**Consignes**: Prolongez le texte de méditation sur les guérisons opérées par Jésus le jour du sabbat, en reprenant juste après sa dernière ligne.

**Texte proposé**:
____________
(Isabelle)
Introduction
Ezéchiel,
dans la première lecture du jour (Ez 47, 1-9.12), parle de l’eau qui guérit et
donne la vie : « J’ai vu l’eau qui jaillissait du Temple », dit
le prophète, « tous ceux qu’elle touchait furent sauvés ».
Il se
passe quelque chose de semblable à la piscine de Bethzatha : un homme attend
que le bouillonnement de l’eau le sauve (Jn 5, 1-16). « Veux-tu être
guéri ? » demande Jésus à l’infirme. Celui-ci ne répond que pour
déplorer ne pas pouvoir entrer le premier dans la piscine, dont on raconte que
le « premier jet » de la source qui jaillit par intermittence guérit,
car il est envoyé par Dieu[1]. L’infirme pense ne pas
pouvoir « avoir sa chance ». Il attend depuis très longtemps. Jésus
l’invite à se lever sans attendre et à se mettre en marche. Ce qu’il fait.
Chrétiens,
nous savons les possibilités offertes par Dieu à chacun; il reste à prendre
notre fardeau et à nous mettre en marche, à la suite du Christ.
Entrons humblement en prière et chantons les psaumes.
Méditation
Début mars, j’ai été interpellée par deux articles de presse qui m’ont invitée à méditer l’évangile du jour sous un angle nouveau – nouveau pour moi en tout cas : Jésus opère des guérisons le jour du sabbat !
Quels étaient ces 2 articles de presse ? Le 5 mars, dans 7 sur 7 : « Le premier ministre israélien Naftali Bennett s'est envolé samedi pour Moscou où il a rencontré le président russe Vladimir Poutine pendant environ trois heures (…) M. Bennett est un juif religieux qui ne conduit pas d'affaires officielles le samedi, jour de repos hebdomadaire juif, sauf dans des circonstances extraordinaires ». Nous savons hélas quelles sont ces circonstances extraordinaires !
Le 13
mars, dans l’Express: « Dès les premiers bruits de bottes russes, Israël a
fait de l'immigration des Juifs d'Ukraine une priorité absolue. Chaque jour,
des centaines de réfugiés ukrainiens arrivent (en Israël) par avions spéciaux et sortent acclamés par des
Israéliens, avec chants patriotiques et distribution de gâteaux. Le
"retour à la maison" des frères ukrainiens se fête dignement. (…) C’est
une bénédiction pour l'Etat hébreu ». Vous comprenez de quoi N. Bennett et V. Poutine ont parlé. Cela valait la peine de
déroger à la loi de Moïse ! Vies en danger, sauvetage, fête, joie pour
ceux qui les accueillent.
On ne
peut pas dire que les actions de Jésus les jours de sabbat produisaient le même
effet … Les rabbins, les grands prêtres, les juifs, pris à témoin, se disent
choqués par la transgression des interdits : Jésus soigne (c’est proscrit)
____________
**Matériel fourni**:
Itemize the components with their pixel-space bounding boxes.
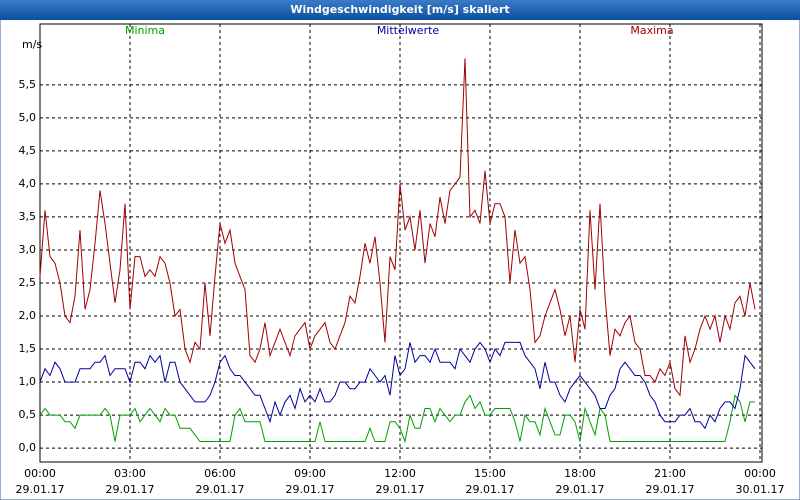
____________
**Réponse**:
des malades chroniques (il n’y a pas d’urgence) et voilà qu’il demande à
l’homme de porter son brancard (encore un proscrit du sabbat), dans un lieu païen
fourmillant d’indigents, d’impurs donc. Pourquoi le Christ déroge-t-il ainsi à
la loi de Moïse, le jour où l’on se repose pour célébrer les merveilles de
Dieu, le jour où l’on commémore
la délivrance de l’esclavage d’Egypte ? Est-ce de la
provocation ? Ou bien ?
Le sabbat, selon le livre de l’Exode, est
le jour de repos de Dieu, un jour de repos en Dieu. Le Deutéronome (Dt 5, 15) lui
apporte une autre dimension : c’est le jour de la commémoration de la
force déployée par Dieu pour sortir son peuple d’Egypte. André Wénin, dans un
commentaire sur le Décalogue[2],
dit : « La puissance de Dieu se fait service de la liberté et de la
vie ». La liberté invite à l’alliance. L’exode à la re-naissance, à la vie.
Si Jésus guérit le jour du sabbat, ce
n’est donc sans doute ni par hasard ni par provocation : il agit et ramène
le sabbat à l’intention originelle, dont la bénédiction et la guérison sont les
caractéristiques centrales. « Il
(Jésus) accomplit la consigne du
sabbat en la renforçant et en la confirmant : le sabbat se concentre sur
la délivrance de tout ce qui pourrait empêcher l’homme qui veut atteindre la
liberté (…) »[3]. L’histoire de notre infirme est une histoire
de délivrance, de salut. « Quel
jour de la semaine, autre que le sabbat, les auteurs néotestamentaires auraient-ils
pu choisir pour caractériser le comportement de Jésus comme un comportement
délivrant (libérateur) – ou comme le
dit Jn 7, 23 : pour "la guérison de l’homme tout entier" »[4].
Nous approchons de Pâques et nous sentons chaque jour, à travers les lectures, la tension monter autour de Jésus. « Tout dans l’activité de Jésus », écrit Daniel Marguerat[5], « transpire l’urgence de se décider pour cette échéance proche : les paraboles, la hâte de guérir, même le jour du Sabbat, l’exhortation à brûler les paroles de politesse pour annoncer plus vite le Royaume ». Le salut est là, à notre porte, à notre portée. L’avènement du Royaume est imminent. La conversion est urgente ! Alors, oui, bien sûr, Jésus avait toutes les bonnes raisons de déroger à la loi de Moïse et de lui redonner son sens premier ! Les circonstances sont tout sauf ordinaires ! « Lève-toi et marche ».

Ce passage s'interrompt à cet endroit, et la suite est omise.